- [Problem to solve]: Seek out every line containing the word "title", and copy each.

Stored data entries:
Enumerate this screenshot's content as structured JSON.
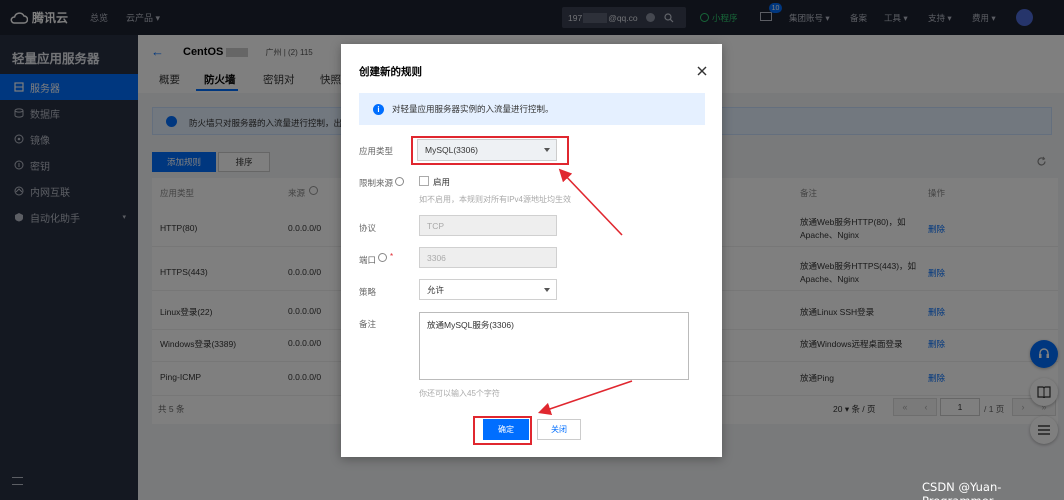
{
  "topbar": {
    "logo_text": "腾讯云",
    "nav": [
      "总览",
      "云产品 ▾"
    ],
    "search_text": "197",
    "search_suffix": "@qq.co",
    "mini_program": "小程序",
    "msg_count": "10",
    "items": [
      "集团账号 ▾",
      "备案",
      "工具 ▾",
      "支持 ▾",
      "费用 ▾"
    ]
  },
  "sidebar": {
    "title": "轻量应用服务器",
    "items": [
      {
        "label": "服务器",
        "icon": "server-icon",
        "active": true
      },
      {
        "label": "数据库",
        "icon": "database-icon",
        "active": false
      },
      {
        "label": "镜像",
        "icon": "image-icon",
        "active": false
      },
      {
        "label": "密钥",
        "icon": "key-icon",
        "active": false
      },
      {
        "label": "内网互联",
        "icon": "network-icon",
        "active": false
      },
      {
        "label": "自动化助手",
        "icon": "assistant-icon",
        "active": false
      }
    ]
  },
  "page": {
    "title": "CentOS",
    "region": "广州 | (2) 115",
    "tabs": [
      "概要",
      "防火墙",
      "密钥对",
      "快照"
    ],
    "active_tab": 1,
    "info_text": "防火墙只对服务器的入流量进行控制，出",
    "add_rule_button": "添加规则",
    "sort_button": "排序",
    "columns": [
      "应用类型",
      "来源",
      "备注",
      "操作"
    ],
    "rows": [
      {
        "app": "HTTP(80)",
        "source": "0.0.0.0/0",
        "note1": "放通Web服务HTTP(80)，如",
        "note2": "Apache、Nginx",
        "op": "删除"
      },
      {
        "app": "HTTPS(443)",
        "source": "0.0.0.0/0",
        "note1": "放通Web服务HTTPS(443)，如",
        "note2": "Apache、Nginx",
        "op": "删除"
      },
      {
        "app": "Linux登录(22)",
        "source": "0.0.0.0/0",
        "note1": "放通Linux SSH登录",
        "note2": "",
        "op": "删除"
      },
      {
        "app": "Windows登录(3389)",
        "source": "0.0.0.0/0",
        "note1": "放通Windows远程桌面登录",
        "note2": "",
        "op": "删除"
      },
      {
        "app": "Ping-ICMP",
        "source": "0.0.0.0/0",
        "note1": "放通Ping",
        "note2": "",
        "op": "删除"
      }
    ],
    "total": "共 5 条",
    "page_size": "20 ▾ 条 / 页",
    "page_num": "1",
    "page_total": "/ 1 页"
  },
  "modal": {
    "title": "创建新的规则",
    "info": "对轻量应用服务器实例的入流量进行控制。",
    "app_type_label": "应用类型",
    "app_type_value": "MySQL(3306)",
    "source_label": "限制来源",
    "enable_label": "启用",
    "source_hint": "如不启用，本规则对所有IPv4源地址均生效",
    "protocol_label": "协议",
    "protocol_value": "TCP",
    "port_label": "端口",
    "port_value": "3306",
    "policy_label": "策略",
    "policy_value": "允许",
    "note_label": "备注",
    "note_value": "放通MySQL服务(3306)",
    "char_hint": "你还可以输入45个字符",
    "ok_button": "确定",
    "close_button": "关闭"
  },
  "watermark": "CSDN @Yuan-Programmer",
  "colors": {
    "accent": "#006eff",
    "highlight": "#e0272f",
    "sidebar": "#293042",
    "topbar": "#1d2231"
  }
}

- [Result of this exercise]:
    "title": "轻量应用服务器",
    "title": "CentOS",
    "title": "创建新的规则",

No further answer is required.